__Given information__
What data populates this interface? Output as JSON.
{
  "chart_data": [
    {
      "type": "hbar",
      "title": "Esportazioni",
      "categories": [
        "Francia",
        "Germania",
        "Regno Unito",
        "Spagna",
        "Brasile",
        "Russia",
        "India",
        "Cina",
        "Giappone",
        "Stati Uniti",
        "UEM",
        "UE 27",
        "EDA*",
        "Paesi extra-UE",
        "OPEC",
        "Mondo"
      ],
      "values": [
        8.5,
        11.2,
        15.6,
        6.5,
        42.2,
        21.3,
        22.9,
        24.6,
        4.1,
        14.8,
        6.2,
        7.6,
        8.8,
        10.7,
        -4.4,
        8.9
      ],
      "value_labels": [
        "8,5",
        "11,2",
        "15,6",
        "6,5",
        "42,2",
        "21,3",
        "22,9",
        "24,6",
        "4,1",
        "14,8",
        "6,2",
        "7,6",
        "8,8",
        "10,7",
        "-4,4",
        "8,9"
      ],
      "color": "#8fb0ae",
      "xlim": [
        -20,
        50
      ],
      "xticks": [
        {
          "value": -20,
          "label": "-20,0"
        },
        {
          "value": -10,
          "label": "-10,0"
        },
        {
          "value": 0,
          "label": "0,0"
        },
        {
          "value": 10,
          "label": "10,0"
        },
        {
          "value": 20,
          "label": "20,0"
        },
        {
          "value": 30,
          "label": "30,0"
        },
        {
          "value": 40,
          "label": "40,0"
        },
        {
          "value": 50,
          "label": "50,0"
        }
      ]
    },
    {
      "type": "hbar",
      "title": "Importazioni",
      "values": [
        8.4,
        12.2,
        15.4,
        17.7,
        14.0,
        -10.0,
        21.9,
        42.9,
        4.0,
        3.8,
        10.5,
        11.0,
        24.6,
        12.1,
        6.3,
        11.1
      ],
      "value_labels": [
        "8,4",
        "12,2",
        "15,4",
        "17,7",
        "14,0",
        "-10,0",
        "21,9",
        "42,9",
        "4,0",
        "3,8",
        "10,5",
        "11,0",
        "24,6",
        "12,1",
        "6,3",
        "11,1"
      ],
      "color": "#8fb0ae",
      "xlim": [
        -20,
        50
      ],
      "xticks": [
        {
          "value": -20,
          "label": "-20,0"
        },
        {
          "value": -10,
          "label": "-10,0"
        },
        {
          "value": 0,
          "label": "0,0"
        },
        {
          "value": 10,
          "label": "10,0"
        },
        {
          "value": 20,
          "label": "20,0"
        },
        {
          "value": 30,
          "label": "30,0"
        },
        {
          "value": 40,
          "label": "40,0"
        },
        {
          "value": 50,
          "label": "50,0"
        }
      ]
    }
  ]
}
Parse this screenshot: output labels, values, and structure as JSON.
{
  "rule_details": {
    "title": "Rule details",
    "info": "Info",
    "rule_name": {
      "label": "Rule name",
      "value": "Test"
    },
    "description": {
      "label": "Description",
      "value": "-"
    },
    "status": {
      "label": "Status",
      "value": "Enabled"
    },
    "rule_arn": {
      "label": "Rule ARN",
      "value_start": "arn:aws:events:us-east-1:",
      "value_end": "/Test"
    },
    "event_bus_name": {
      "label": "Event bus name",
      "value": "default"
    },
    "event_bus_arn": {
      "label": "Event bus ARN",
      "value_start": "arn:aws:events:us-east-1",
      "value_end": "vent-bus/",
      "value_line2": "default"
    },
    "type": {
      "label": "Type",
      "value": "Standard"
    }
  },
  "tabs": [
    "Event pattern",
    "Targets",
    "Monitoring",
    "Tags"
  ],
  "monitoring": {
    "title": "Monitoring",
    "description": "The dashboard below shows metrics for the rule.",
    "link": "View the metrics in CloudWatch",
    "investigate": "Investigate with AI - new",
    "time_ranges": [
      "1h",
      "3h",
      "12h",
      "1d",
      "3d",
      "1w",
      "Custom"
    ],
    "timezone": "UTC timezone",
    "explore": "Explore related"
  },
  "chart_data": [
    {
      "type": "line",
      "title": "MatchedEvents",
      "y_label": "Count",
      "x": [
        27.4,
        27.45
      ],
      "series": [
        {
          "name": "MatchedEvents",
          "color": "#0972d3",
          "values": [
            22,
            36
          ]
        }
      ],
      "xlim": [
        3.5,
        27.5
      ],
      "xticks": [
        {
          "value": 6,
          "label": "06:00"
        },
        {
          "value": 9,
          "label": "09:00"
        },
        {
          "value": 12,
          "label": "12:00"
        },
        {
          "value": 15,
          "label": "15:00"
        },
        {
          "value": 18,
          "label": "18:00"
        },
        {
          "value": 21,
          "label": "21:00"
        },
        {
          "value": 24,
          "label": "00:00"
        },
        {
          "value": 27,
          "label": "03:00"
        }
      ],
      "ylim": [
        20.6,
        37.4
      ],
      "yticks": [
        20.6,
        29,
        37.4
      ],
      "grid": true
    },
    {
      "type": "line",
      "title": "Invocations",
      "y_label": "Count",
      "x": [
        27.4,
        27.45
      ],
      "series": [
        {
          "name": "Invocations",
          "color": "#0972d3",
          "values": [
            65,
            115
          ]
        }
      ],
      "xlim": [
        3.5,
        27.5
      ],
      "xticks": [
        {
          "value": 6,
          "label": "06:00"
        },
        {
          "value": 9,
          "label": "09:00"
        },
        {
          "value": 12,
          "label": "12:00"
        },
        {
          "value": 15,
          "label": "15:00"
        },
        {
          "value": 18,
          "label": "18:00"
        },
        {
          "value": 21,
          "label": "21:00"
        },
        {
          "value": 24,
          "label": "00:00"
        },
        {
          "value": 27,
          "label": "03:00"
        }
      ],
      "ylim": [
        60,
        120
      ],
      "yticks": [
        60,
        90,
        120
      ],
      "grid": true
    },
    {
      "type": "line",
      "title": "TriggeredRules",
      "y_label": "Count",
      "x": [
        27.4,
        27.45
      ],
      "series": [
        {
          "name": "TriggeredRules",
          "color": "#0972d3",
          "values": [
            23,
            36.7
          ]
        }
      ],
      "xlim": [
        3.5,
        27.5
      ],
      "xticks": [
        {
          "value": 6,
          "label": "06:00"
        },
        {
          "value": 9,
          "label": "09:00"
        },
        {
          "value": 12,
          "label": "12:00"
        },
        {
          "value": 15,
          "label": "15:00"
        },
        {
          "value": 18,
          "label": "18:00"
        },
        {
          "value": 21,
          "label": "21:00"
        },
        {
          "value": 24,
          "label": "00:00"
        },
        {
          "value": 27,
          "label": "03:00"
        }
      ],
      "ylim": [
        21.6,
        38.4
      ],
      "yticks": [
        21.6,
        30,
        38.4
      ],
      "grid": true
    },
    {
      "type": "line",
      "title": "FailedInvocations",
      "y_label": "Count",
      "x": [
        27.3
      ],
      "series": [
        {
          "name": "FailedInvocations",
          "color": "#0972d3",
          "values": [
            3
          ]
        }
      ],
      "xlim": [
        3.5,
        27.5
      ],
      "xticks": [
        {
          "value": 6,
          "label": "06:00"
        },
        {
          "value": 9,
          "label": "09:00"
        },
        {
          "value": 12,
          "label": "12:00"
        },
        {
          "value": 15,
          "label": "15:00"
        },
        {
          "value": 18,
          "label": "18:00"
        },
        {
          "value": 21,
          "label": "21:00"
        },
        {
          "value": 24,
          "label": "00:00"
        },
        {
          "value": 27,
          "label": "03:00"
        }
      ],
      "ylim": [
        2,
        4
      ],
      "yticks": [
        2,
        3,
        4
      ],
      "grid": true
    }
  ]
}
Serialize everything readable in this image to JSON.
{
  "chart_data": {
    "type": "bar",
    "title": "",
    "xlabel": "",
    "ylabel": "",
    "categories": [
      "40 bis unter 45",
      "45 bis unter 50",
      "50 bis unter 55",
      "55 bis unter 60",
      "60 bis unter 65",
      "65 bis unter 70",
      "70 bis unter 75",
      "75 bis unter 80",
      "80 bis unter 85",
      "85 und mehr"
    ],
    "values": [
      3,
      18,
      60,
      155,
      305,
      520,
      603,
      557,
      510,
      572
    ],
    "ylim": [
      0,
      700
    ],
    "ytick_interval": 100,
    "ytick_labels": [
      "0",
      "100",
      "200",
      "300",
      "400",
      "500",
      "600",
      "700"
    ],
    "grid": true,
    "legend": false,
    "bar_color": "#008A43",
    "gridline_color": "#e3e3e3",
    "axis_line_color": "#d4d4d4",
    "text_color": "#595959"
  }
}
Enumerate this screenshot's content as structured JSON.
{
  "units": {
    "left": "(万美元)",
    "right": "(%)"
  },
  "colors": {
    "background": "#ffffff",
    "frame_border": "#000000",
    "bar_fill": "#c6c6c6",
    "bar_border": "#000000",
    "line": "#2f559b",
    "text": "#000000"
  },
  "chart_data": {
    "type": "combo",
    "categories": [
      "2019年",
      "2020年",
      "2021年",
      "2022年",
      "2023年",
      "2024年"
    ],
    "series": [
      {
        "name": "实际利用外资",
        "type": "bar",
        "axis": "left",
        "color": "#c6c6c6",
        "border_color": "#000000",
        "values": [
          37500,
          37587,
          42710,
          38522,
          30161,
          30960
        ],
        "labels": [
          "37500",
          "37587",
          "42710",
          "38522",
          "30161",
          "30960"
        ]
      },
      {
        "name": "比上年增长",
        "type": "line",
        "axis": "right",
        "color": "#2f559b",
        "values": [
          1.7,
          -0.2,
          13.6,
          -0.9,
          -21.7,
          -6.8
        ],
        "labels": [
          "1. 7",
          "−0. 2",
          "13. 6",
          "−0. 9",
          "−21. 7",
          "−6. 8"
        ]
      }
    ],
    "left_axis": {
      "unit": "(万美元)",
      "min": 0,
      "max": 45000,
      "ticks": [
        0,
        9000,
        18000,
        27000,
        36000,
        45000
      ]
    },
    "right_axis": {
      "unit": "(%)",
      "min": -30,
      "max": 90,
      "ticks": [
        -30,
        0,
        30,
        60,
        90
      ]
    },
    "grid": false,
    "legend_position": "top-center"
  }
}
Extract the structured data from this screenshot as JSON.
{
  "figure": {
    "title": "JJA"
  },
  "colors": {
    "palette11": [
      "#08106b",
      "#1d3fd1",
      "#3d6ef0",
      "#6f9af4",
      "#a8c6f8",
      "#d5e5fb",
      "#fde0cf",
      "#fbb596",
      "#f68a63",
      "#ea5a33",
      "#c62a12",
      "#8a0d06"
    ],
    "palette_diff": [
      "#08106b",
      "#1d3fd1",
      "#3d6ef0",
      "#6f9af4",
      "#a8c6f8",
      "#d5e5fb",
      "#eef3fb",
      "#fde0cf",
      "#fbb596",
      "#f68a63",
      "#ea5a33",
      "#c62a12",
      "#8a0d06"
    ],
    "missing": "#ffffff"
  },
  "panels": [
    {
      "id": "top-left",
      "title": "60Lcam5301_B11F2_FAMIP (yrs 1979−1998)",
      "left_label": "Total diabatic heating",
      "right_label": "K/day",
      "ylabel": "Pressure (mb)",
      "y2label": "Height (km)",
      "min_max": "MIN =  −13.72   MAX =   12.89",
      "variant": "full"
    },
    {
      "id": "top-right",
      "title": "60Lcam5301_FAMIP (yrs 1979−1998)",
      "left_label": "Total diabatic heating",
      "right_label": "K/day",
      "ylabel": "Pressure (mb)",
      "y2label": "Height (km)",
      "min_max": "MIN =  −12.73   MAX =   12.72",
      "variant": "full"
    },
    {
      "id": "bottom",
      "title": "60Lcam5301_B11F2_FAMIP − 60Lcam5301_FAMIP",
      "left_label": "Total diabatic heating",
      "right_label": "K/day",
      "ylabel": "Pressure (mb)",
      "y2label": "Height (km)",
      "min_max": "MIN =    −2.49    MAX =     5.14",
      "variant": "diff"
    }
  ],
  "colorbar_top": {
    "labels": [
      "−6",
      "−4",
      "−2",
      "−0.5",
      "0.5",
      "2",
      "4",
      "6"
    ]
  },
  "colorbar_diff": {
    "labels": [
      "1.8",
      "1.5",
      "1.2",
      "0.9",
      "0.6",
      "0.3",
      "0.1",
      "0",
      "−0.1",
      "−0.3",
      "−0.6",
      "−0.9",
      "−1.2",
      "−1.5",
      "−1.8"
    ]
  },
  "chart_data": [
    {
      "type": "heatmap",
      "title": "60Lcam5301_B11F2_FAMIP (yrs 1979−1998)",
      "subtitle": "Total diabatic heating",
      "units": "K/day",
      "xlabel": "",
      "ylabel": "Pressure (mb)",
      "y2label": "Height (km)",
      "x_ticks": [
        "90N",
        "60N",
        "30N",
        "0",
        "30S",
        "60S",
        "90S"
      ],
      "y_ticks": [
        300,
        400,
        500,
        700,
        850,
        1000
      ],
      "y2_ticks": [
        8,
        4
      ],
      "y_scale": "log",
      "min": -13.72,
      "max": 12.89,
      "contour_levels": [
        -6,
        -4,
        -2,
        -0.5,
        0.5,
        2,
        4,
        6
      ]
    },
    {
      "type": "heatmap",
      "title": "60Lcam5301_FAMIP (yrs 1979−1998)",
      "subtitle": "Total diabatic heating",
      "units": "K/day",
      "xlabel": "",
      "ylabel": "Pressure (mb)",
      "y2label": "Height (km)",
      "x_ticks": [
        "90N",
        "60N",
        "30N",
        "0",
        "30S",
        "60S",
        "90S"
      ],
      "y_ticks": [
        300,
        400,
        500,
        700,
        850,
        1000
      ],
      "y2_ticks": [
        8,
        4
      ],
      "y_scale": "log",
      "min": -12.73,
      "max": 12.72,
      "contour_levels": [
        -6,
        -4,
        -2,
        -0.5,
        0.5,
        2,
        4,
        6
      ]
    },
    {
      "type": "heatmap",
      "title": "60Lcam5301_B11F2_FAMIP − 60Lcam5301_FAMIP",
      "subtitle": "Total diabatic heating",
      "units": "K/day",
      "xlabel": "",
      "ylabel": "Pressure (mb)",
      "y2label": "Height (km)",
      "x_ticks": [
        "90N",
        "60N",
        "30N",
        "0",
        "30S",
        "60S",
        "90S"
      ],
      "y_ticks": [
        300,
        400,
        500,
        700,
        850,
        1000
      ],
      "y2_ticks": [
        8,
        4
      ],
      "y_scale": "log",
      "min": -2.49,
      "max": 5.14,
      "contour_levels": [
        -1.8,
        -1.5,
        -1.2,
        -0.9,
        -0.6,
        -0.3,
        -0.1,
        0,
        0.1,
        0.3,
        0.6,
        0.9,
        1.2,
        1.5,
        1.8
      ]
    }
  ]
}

__Exercise__
Find how many lines of the material carry the string "FailedInvocations". Only the number should be in the answer.

__Exercise solution__
2